Task to carry out: Only the number is wanted: how many lines of the data contain "JSON"?

Provided records:
-- Start --

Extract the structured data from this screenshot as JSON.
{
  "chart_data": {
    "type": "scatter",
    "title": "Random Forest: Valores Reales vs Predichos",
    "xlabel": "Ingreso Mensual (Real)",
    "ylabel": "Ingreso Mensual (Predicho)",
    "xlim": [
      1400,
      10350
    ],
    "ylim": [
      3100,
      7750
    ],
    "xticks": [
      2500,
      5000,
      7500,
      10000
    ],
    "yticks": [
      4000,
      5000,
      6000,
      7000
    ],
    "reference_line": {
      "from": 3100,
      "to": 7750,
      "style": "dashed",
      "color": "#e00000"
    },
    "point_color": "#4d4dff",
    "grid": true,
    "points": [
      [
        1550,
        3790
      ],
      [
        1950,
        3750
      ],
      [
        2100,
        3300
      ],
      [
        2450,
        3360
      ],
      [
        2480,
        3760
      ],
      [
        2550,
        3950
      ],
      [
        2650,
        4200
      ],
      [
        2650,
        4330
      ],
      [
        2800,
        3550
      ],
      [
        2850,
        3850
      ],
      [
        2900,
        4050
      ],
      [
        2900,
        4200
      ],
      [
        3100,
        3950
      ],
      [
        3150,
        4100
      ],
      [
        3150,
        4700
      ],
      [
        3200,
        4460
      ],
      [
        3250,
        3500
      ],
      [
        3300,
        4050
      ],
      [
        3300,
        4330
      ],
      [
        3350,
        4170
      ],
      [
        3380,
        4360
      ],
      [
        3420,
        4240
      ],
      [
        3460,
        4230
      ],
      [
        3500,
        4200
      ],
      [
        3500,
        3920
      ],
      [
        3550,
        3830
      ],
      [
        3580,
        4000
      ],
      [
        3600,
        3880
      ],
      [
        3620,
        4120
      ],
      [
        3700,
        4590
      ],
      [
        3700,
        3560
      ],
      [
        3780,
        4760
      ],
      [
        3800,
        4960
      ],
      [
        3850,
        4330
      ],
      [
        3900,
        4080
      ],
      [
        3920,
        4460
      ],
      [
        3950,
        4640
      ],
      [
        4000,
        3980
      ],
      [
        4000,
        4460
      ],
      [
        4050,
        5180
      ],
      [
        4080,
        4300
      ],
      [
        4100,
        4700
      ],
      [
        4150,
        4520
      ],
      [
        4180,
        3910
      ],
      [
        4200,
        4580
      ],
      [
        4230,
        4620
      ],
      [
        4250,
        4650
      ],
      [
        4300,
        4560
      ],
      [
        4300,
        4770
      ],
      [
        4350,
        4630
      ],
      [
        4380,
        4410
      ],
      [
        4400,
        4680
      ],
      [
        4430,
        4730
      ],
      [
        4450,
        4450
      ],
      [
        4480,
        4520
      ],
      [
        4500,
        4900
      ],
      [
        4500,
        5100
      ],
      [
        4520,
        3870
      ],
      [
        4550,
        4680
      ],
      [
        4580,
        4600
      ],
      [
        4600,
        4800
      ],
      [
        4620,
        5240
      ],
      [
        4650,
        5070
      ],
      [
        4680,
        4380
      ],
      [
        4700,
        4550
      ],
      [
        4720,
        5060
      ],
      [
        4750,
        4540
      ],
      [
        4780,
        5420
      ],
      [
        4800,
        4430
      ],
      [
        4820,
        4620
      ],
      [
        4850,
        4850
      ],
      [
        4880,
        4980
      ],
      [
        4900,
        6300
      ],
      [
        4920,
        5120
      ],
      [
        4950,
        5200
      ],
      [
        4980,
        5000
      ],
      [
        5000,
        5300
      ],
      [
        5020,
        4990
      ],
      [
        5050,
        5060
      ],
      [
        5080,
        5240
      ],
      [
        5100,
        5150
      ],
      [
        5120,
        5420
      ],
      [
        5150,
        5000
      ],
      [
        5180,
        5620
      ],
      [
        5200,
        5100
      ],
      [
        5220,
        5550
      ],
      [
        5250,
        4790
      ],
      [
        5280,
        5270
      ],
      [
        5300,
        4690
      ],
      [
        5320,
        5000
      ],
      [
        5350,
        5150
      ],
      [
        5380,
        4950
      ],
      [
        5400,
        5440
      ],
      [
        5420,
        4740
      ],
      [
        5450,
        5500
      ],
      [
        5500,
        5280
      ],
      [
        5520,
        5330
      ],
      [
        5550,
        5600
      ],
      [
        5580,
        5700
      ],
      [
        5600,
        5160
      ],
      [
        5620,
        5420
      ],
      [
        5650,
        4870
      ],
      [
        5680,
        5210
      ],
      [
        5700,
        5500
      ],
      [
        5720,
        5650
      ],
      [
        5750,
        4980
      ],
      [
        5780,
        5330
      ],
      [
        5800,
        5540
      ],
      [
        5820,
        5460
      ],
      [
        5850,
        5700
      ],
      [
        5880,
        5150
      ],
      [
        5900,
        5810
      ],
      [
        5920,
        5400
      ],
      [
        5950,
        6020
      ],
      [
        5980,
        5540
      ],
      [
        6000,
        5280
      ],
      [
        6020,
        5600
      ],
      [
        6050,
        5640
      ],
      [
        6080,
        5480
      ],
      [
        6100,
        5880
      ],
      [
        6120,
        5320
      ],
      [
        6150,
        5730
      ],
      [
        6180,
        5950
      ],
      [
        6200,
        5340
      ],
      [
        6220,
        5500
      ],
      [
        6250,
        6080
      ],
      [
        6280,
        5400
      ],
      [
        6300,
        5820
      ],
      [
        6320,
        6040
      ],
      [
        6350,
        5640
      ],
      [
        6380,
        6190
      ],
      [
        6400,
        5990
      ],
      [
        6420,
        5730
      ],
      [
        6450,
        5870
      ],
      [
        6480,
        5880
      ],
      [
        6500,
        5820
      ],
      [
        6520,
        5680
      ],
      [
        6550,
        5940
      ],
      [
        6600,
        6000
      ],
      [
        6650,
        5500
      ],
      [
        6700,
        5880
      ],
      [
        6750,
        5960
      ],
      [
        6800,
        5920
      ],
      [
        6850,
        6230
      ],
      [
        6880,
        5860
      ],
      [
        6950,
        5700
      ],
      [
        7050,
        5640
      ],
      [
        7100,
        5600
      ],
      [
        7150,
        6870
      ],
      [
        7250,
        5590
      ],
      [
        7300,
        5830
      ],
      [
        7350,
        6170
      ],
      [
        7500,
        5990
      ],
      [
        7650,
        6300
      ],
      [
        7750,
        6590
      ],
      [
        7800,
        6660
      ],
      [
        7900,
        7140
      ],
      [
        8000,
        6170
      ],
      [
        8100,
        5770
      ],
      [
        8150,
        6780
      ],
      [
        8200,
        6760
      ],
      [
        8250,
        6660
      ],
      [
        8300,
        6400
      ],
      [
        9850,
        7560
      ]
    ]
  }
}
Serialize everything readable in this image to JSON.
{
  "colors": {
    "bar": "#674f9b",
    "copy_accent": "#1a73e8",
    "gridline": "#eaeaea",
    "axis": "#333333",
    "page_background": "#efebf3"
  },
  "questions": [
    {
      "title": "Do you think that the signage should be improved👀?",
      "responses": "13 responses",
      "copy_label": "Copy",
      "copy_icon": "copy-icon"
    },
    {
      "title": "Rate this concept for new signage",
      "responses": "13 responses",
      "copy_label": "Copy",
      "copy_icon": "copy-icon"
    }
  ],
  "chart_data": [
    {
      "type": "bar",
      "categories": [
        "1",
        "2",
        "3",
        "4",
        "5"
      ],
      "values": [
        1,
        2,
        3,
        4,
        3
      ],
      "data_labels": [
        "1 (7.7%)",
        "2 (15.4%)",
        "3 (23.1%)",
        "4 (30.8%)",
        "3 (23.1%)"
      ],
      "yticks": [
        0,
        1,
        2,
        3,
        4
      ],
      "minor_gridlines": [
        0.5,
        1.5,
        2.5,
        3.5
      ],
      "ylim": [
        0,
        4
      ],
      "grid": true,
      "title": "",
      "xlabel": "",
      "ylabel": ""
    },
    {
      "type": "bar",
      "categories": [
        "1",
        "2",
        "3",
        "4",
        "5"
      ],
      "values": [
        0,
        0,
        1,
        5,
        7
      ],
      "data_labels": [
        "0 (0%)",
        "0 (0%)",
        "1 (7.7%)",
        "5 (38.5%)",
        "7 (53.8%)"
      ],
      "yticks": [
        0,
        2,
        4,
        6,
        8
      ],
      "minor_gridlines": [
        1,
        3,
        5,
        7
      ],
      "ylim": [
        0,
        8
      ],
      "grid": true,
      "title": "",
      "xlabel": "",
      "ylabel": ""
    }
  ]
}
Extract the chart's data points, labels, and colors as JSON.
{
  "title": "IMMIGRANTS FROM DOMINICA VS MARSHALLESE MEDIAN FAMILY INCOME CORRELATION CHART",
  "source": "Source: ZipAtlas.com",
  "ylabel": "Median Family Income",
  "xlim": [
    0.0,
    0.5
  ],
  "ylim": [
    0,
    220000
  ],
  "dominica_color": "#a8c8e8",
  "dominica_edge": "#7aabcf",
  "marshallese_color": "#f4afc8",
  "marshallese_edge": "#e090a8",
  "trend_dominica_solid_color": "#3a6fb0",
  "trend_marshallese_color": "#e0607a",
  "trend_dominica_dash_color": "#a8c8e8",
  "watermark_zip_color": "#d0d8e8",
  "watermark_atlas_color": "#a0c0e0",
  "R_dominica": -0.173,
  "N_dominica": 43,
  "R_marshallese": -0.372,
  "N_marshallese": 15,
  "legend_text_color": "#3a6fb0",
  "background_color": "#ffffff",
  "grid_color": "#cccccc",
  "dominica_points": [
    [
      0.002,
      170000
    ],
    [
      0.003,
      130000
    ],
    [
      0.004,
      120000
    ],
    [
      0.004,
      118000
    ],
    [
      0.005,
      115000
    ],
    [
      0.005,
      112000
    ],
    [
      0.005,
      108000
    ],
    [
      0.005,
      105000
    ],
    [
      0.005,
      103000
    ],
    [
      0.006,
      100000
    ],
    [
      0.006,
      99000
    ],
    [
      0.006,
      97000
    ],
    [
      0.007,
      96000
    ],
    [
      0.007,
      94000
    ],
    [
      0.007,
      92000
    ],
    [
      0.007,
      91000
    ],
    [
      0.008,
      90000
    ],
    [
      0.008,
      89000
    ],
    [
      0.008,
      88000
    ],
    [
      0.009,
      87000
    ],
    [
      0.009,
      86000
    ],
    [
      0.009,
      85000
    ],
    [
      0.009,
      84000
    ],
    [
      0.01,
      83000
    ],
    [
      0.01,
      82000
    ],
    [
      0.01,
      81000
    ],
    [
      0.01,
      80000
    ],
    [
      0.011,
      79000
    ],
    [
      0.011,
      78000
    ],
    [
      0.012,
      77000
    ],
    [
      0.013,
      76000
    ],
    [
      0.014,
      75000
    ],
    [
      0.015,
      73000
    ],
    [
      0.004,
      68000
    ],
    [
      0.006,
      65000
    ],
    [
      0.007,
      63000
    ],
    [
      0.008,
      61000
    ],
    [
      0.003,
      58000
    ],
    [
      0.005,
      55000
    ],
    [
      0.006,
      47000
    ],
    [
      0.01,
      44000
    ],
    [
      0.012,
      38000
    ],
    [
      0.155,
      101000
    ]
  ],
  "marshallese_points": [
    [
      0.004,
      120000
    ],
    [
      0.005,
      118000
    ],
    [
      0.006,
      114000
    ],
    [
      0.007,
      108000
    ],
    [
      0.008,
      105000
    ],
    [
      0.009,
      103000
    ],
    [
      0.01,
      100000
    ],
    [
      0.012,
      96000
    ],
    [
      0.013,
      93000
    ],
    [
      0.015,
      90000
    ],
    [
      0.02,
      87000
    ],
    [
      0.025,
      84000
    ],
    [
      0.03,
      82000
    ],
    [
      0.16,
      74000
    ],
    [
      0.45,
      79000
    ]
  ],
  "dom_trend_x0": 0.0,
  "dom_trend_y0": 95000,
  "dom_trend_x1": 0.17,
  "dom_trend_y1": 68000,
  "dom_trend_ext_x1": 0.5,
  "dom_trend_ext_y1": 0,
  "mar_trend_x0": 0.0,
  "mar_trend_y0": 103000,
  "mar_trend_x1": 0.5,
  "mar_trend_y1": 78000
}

-- End --

Exercise answer: 3